### [Requirement]
Find the line containing "Transcribe the text in this document.", then output it and every line after it through the end of the listing below, exactly as written.

Stored data
┌──
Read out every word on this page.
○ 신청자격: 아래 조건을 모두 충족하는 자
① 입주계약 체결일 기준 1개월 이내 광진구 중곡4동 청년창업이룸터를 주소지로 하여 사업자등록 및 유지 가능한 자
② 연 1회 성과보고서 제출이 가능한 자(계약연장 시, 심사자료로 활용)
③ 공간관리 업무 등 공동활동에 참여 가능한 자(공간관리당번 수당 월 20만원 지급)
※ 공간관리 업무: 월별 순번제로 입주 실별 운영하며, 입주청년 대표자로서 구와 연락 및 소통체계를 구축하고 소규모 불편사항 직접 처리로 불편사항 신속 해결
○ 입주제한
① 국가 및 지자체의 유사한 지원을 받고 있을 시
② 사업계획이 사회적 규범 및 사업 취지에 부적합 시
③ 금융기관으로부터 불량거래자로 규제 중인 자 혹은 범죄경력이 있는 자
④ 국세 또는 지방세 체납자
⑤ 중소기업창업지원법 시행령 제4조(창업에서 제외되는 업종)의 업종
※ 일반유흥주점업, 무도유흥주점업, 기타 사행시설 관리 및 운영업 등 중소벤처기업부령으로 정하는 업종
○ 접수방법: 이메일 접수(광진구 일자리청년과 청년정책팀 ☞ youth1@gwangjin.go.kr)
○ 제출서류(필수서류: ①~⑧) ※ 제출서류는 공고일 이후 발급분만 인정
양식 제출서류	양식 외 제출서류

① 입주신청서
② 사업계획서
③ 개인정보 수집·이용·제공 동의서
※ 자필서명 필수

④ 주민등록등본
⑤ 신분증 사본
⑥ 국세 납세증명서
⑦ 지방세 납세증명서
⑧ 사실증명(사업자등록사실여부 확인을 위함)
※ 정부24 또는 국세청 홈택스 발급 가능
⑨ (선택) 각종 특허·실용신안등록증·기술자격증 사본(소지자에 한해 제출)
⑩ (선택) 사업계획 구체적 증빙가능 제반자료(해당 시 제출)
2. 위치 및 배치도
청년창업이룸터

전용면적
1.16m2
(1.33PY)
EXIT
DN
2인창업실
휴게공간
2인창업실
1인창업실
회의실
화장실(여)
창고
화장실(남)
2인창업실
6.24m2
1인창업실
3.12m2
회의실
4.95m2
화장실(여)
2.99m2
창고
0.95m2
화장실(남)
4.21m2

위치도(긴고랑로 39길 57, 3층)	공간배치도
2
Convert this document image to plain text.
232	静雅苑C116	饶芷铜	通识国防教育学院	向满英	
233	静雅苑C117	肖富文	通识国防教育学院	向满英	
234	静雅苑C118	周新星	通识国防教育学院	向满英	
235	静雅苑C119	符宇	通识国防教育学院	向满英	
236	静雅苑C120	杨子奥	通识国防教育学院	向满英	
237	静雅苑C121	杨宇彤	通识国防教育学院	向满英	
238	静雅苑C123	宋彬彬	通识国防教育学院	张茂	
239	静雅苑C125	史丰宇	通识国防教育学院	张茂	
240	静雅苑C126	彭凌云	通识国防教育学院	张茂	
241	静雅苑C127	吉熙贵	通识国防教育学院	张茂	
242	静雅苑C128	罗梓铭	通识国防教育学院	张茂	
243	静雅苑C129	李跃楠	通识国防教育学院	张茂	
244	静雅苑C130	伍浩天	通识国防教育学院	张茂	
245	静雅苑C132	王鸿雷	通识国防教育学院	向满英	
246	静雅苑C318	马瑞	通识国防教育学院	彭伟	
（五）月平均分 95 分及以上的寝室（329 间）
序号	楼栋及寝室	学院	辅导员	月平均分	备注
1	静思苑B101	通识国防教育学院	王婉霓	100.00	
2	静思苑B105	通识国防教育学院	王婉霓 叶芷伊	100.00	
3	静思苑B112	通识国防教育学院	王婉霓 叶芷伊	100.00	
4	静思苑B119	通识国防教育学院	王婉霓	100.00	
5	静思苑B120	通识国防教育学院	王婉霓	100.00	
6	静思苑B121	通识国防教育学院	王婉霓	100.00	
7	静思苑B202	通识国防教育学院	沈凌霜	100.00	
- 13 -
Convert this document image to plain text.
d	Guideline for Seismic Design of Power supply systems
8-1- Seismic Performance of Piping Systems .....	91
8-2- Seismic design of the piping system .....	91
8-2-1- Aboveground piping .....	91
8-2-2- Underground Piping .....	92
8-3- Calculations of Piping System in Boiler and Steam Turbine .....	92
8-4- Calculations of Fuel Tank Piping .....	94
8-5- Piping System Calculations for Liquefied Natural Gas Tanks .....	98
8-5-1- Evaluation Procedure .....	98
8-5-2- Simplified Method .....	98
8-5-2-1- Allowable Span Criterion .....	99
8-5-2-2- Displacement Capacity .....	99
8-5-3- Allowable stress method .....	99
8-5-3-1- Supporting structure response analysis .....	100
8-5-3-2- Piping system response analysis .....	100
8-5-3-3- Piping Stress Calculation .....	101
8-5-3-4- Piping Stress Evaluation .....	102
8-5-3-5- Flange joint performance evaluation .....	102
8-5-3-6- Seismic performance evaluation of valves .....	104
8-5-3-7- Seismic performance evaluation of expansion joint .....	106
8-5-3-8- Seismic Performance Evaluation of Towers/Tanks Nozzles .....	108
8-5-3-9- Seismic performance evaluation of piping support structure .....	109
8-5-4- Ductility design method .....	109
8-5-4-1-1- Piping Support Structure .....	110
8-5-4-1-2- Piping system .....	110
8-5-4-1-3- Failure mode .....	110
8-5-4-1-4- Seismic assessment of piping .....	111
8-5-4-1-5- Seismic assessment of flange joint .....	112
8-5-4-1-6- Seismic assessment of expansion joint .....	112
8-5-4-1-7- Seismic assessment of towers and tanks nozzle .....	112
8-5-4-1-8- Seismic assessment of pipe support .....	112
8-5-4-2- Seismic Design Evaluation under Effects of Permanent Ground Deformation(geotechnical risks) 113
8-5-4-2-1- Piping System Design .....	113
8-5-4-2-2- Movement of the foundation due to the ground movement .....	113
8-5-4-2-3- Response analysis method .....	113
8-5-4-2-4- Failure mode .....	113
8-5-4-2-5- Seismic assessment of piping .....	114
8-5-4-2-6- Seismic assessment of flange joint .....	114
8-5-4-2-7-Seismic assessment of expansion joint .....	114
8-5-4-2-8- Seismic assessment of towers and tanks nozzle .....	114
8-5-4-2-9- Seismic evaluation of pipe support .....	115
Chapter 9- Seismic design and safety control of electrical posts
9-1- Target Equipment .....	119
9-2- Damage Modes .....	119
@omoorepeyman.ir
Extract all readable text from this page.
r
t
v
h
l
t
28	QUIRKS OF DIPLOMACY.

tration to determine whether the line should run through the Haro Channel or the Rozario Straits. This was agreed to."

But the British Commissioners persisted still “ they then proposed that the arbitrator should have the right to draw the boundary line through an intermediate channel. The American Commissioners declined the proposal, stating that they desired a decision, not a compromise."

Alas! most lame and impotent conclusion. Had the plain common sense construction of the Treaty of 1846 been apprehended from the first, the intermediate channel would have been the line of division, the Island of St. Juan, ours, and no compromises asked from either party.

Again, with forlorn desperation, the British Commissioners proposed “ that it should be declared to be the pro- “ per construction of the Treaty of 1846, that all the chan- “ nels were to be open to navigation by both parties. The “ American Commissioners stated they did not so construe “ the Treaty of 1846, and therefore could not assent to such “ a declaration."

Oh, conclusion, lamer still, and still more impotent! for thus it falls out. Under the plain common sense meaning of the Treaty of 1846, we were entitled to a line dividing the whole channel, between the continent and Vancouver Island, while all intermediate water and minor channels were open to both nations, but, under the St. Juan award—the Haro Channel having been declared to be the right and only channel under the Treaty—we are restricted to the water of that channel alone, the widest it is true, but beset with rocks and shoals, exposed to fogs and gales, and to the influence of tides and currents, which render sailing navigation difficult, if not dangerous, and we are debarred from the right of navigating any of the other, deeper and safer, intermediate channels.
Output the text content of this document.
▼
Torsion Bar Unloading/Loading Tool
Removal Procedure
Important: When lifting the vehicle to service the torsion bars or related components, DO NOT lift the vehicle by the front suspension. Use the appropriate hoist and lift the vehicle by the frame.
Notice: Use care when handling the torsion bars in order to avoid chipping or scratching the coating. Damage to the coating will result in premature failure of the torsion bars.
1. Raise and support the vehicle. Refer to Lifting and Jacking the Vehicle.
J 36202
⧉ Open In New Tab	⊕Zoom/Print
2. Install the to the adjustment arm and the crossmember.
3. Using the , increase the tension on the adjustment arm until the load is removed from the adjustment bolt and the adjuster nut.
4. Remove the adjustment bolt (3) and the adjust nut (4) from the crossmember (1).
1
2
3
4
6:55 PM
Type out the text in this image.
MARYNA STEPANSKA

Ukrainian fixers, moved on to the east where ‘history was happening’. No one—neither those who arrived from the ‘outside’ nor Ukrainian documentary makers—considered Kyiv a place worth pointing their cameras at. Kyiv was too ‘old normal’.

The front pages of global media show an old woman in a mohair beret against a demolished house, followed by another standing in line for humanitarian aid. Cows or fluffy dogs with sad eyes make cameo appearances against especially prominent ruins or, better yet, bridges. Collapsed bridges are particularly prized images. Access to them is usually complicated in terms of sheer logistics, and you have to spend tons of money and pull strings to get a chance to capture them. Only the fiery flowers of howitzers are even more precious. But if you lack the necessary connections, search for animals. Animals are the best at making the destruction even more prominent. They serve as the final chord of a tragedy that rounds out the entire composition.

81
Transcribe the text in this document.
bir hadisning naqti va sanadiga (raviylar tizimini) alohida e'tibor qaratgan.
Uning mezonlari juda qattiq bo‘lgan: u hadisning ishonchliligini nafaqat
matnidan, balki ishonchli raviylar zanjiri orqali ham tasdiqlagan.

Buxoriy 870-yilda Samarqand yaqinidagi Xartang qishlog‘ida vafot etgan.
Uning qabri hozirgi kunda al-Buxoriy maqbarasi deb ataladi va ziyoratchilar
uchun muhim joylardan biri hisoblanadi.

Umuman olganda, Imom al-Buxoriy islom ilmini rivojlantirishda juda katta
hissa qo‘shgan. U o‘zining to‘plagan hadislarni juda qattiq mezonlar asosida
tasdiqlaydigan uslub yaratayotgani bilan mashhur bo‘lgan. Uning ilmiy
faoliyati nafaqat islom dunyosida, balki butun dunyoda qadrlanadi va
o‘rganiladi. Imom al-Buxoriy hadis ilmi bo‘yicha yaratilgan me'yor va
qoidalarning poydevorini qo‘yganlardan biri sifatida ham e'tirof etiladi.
└──
### [Reply]
Transcribe the text in this document.
bir hadisning naqti va sanadiga (raviylar tizimini) alohida e'tibor qaratgan.
Uning mezonlari juda qattiq bo‘lgan: u hadisning ishonchliligini nafaqat
matnidan, balki ishonchli raviylar zanjiri orqali ham tasdiqlagan.

Buxoriy 870-yilda Samarqand yaqinidagi Xartang qishlog‘ida vafot etgan.
Uning qabri hozirgi kunda al-Buxoriy maqbarasi deb ataladi va ziyoratchilar
uchun muhim joylardan biri hisoblanadi.

Umuman olganda, Imom al-Buxoriy islom ilmini rivojlantirishda juda katta
hissa qo‘shgan. U o‘zining to‘plagan hadislarni juda qattiq mezonlar asosida
tasdiqlaydigan uslub yaratayotgani bilan mashhur bo‘lgan. Uning ilmiy
faoliyati nafaqat islom dunyosida, balki butun dunyoda qadrlanadi va
o‘rganiladi. Imom al-Buxoriy hadis ilmi bo‘yicha yaratilgan me'yor va
qoidalarning poydevorini qo‘yganlardan biri sifatida ham e'tirof etiladi.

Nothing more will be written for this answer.